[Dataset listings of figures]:
----------

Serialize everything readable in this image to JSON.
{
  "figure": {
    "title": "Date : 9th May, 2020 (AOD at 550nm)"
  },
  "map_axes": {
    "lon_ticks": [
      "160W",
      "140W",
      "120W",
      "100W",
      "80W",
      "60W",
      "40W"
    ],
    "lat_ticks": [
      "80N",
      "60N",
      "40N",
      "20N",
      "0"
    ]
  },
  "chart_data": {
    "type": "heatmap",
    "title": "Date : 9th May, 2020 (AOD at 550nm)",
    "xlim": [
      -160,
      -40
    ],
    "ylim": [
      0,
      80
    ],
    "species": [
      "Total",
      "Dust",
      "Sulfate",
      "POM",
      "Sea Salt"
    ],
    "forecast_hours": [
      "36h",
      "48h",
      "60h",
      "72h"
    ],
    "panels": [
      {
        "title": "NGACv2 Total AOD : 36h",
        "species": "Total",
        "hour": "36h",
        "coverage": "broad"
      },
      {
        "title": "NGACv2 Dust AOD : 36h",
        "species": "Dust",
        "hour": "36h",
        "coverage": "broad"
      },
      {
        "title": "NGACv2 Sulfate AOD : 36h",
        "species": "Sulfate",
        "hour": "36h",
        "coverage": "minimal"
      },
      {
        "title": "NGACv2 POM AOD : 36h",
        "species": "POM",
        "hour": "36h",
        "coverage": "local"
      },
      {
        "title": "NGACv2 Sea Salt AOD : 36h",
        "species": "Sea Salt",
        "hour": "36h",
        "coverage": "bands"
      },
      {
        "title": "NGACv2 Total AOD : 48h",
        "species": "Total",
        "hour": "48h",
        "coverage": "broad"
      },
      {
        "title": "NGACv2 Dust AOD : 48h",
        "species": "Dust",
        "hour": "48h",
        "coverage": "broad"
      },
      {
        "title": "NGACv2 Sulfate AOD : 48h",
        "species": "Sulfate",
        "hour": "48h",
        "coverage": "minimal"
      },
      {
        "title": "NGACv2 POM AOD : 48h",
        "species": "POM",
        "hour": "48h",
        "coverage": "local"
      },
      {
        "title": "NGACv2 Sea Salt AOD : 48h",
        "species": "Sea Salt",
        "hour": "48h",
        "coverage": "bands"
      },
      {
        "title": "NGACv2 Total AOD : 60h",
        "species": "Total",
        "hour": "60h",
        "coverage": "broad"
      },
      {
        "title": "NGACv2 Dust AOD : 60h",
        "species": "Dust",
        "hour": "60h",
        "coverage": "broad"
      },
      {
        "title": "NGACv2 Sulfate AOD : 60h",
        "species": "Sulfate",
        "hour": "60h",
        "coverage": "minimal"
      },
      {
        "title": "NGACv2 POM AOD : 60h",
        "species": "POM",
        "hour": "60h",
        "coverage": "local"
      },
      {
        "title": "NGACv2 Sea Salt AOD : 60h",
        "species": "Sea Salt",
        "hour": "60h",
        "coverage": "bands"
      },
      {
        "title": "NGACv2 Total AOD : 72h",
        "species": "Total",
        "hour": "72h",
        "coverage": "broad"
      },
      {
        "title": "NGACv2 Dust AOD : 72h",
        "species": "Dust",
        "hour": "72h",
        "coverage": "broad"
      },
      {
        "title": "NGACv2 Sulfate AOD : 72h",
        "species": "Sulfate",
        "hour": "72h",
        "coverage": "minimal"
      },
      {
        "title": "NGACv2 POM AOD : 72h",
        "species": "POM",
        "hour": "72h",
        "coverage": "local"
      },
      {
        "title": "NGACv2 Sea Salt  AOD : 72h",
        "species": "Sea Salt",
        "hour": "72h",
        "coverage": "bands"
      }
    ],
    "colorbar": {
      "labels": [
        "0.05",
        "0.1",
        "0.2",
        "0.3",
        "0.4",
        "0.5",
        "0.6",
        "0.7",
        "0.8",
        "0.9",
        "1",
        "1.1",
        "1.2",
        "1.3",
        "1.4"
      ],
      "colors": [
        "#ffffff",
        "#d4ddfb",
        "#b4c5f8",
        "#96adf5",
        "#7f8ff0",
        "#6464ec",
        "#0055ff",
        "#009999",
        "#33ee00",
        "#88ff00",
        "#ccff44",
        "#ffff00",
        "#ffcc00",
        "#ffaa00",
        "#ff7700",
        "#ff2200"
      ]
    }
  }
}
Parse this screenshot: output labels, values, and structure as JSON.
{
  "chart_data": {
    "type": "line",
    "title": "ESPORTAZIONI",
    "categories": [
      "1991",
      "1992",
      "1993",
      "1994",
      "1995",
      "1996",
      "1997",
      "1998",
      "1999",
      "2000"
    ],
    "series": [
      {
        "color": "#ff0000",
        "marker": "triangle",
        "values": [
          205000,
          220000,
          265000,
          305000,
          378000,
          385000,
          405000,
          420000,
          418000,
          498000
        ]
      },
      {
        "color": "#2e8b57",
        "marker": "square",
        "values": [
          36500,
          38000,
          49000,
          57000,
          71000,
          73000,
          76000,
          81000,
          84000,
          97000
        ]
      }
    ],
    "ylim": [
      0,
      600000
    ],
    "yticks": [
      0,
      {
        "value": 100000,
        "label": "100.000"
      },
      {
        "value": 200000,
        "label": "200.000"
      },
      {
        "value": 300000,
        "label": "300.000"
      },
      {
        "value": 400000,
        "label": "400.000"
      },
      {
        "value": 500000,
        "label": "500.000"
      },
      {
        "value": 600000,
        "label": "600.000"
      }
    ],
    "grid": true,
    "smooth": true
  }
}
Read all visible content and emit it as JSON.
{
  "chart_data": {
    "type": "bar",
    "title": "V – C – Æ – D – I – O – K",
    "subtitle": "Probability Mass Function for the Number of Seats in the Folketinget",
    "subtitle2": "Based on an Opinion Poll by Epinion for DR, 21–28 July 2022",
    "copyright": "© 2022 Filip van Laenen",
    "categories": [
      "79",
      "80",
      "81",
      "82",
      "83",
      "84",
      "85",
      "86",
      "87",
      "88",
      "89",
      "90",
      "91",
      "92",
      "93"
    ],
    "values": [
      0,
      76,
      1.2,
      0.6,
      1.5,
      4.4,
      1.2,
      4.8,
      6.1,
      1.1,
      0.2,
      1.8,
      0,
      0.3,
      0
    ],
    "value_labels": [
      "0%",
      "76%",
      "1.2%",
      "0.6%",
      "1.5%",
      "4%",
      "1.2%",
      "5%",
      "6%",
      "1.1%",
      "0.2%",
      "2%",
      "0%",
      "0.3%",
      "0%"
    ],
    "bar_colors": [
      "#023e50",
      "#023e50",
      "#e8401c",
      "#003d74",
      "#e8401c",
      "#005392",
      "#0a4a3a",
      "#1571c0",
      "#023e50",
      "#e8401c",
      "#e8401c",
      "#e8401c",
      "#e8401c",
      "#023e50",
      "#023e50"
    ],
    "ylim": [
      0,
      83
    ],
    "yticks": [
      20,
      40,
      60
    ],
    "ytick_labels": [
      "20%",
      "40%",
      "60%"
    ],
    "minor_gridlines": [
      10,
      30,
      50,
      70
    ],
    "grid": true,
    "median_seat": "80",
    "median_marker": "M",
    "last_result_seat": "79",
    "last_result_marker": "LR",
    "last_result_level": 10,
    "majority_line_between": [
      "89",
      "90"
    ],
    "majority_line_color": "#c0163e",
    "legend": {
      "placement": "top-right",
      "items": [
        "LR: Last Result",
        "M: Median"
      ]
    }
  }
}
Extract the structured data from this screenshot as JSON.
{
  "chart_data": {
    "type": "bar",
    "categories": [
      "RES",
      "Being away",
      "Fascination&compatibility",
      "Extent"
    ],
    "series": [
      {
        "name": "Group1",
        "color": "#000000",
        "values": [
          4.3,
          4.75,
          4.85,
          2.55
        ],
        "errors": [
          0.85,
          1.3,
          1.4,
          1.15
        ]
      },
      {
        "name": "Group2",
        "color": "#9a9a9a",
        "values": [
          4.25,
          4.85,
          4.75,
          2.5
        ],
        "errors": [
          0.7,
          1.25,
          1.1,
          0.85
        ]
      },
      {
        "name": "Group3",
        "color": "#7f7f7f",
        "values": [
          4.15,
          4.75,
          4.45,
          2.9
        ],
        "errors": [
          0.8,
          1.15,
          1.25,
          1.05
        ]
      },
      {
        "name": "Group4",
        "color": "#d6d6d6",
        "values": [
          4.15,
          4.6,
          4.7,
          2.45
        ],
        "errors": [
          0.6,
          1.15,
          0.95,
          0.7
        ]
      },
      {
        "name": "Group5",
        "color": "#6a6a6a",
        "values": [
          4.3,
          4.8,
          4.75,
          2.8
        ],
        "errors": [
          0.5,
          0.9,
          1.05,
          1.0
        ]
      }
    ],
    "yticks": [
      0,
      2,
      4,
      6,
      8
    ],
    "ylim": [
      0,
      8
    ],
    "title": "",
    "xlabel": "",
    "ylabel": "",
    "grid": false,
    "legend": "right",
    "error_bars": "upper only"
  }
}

----------

[Instructions to follow]: Determine the number of lines where the string "screenshot" occurs, and give that number only.

[Expected answer]: 2